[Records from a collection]
###

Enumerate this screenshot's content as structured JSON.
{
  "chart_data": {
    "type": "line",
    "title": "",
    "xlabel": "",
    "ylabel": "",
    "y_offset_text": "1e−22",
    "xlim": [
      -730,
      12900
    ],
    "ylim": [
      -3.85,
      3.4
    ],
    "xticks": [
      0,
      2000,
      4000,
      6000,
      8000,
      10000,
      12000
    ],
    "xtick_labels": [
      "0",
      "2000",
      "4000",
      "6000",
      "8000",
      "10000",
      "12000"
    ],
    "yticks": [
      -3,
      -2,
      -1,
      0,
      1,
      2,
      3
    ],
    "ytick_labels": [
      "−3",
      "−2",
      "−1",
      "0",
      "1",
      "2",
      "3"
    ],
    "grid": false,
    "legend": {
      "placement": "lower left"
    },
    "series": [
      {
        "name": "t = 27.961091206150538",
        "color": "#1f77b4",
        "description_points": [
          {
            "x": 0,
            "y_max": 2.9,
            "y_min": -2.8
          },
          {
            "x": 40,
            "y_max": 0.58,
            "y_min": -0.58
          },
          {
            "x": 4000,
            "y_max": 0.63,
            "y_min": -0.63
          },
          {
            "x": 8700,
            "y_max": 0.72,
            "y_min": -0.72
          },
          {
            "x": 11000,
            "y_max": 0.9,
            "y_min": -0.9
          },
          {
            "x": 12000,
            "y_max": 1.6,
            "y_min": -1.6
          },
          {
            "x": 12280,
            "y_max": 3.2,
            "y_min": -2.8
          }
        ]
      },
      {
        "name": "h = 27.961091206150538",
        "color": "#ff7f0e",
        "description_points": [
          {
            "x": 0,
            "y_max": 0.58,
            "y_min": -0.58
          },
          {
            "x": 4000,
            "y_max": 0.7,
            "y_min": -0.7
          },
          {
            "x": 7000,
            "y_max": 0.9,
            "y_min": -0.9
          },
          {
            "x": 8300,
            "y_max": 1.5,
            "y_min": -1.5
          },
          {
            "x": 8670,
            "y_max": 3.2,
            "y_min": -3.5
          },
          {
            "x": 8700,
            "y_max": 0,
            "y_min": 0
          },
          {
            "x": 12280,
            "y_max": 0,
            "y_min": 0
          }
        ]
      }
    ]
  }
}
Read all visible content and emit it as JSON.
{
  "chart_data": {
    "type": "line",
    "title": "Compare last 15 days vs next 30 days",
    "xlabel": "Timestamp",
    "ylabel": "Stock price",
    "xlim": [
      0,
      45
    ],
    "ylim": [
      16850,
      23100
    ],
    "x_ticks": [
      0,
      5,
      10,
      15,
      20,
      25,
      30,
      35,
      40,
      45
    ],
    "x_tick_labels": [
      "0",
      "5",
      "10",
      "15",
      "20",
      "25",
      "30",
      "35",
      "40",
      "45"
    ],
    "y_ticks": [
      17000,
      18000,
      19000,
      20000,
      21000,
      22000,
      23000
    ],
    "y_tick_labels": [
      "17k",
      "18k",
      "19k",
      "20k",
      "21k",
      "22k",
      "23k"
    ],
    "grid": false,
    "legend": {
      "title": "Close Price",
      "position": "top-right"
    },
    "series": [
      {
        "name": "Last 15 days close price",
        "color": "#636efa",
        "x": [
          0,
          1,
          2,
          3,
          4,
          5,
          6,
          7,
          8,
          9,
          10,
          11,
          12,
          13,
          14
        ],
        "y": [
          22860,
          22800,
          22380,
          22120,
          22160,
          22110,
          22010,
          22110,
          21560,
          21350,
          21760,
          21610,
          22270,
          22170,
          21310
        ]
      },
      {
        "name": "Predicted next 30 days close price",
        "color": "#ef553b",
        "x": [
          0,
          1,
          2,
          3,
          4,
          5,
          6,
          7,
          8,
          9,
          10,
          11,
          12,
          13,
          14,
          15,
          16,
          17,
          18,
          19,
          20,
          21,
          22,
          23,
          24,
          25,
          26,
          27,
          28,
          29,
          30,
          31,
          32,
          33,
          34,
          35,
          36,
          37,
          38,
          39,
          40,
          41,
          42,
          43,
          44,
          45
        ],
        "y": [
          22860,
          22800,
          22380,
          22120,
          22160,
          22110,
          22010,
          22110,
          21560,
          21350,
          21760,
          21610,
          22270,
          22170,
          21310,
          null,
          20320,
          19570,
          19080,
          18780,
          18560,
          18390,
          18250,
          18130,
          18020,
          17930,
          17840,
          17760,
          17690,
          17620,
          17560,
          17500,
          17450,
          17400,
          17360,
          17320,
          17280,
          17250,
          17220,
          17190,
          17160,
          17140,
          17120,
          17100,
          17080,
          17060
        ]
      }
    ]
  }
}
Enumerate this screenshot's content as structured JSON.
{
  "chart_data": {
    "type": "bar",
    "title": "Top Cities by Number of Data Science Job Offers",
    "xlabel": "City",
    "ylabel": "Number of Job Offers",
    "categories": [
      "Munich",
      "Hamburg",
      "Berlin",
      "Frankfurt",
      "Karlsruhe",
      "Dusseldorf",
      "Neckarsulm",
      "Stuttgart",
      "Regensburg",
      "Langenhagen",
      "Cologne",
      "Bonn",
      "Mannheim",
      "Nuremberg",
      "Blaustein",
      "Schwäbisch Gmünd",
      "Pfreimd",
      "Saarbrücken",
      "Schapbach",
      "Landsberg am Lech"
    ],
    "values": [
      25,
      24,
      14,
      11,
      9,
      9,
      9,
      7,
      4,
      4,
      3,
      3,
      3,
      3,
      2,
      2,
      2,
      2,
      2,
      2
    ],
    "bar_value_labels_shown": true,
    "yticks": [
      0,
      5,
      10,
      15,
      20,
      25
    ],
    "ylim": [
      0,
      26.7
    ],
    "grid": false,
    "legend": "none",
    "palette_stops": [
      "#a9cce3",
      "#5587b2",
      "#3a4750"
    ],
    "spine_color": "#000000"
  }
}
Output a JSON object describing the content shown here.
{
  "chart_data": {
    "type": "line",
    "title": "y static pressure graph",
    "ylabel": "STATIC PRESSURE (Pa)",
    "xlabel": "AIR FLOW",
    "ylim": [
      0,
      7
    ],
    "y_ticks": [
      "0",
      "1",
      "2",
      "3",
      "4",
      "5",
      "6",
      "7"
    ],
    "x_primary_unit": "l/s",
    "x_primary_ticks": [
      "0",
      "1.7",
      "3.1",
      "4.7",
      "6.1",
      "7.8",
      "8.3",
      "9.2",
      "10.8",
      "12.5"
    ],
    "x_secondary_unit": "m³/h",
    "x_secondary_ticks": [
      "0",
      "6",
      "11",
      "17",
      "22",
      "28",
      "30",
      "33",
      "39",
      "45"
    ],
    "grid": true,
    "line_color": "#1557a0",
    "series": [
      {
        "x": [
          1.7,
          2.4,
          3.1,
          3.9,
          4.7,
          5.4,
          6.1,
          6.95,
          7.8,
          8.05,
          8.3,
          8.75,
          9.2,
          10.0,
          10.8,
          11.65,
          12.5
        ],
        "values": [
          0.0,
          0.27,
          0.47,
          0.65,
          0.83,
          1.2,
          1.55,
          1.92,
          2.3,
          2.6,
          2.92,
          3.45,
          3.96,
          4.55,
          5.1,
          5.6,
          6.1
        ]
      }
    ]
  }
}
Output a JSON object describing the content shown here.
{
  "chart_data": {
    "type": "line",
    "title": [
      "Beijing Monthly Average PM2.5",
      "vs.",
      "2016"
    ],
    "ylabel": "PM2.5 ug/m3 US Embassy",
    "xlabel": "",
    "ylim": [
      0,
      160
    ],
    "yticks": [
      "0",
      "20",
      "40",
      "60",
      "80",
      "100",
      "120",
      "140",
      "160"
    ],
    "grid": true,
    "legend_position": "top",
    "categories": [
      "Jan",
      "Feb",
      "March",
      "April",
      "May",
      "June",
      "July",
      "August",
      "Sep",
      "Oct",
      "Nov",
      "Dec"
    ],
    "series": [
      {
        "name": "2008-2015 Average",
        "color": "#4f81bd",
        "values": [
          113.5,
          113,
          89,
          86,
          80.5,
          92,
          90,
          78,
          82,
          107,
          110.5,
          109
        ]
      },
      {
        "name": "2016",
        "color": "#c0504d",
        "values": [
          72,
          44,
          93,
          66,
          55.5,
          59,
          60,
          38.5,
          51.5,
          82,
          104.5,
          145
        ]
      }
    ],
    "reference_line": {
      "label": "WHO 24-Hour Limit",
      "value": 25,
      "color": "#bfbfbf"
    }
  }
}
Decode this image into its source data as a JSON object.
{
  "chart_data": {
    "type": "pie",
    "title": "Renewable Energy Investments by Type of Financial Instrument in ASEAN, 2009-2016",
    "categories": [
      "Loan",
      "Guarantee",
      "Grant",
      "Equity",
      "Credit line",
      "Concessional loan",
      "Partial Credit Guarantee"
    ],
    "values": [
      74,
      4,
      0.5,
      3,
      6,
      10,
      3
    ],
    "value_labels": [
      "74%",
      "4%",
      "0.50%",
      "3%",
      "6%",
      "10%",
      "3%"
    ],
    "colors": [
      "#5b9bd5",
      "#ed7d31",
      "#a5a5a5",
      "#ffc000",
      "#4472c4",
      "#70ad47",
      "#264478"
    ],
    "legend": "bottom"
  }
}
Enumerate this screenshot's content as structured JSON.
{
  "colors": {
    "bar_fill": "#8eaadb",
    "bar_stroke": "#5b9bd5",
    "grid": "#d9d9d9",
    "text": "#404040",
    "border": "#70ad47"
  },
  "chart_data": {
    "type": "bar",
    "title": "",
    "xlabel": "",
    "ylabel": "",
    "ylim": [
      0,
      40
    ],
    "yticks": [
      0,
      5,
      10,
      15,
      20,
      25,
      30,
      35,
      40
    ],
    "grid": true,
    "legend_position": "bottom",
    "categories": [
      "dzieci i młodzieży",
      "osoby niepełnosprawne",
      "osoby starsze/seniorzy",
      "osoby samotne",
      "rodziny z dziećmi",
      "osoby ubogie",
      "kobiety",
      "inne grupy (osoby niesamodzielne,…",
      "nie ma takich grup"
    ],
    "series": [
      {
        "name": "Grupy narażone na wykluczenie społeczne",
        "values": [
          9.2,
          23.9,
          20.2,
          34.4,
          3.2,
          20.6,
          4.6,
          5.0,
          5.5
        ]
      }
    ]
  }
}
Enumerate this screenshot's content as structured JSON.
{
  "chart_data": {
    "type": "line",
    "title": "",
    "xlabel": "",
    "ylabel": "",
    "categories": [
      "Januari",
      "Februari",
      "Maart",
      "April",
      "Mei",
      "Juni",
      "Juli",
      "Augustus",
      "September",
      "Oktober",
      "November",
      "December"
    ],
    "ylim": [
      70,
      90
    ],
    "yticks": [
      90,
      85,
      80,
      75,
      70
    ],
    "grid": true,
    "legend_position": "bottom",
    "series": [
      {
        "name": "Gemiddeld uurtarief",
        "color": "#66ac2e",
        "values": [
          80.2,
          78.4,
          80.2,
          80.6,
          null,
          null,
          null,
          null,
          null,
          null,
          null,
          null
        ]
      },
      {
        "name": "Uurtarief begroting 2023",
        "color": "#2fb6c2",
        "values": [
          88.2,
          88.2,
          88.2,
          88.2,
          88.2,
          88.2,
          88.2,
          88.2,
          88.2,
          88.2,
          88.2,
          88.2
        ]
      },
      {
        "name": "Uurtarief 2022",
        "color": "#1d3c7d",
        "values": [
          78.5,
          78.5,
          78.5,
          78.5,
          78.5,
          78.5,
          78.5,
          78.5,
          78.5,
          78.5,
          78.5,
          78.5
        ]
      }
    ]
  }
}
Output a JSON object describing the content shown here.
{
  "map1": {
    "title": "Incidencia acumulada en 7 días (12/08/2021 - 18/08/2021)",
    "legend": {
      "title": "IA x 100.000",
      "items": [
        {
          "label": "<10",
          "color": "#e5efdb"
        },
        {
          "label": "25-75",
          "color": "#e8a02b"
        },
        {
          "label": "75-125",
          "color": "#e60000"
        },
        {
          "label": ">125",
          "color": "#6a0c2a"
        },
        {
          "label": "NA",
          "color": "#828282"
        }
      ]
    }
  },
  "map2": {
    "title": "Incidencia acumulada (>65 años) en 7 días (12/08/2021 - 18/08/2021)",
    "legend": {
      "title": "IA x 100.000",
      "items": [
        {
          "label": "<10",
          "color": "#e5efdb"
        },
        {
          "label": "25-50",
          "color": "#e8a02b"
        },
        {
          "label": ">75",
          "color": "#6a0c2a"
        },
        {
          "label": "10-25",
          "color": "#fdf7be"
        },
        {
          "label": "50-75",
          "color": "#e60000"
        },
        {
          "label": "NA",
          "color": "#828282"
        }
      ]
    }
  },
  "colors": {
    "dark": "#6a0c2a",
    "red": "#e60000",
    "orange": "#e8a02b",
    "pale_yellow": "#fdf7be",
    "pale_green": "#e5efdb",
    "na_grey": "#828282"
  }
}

###

**PROBLEM STATEMENT**
Gather from the records above every line containing the string "Offers".

**RESULT OF THIS TASK**
    "title": "Top Cities by Number of Data Science Job Offers",
    "ylabel": "Number of Job Offers",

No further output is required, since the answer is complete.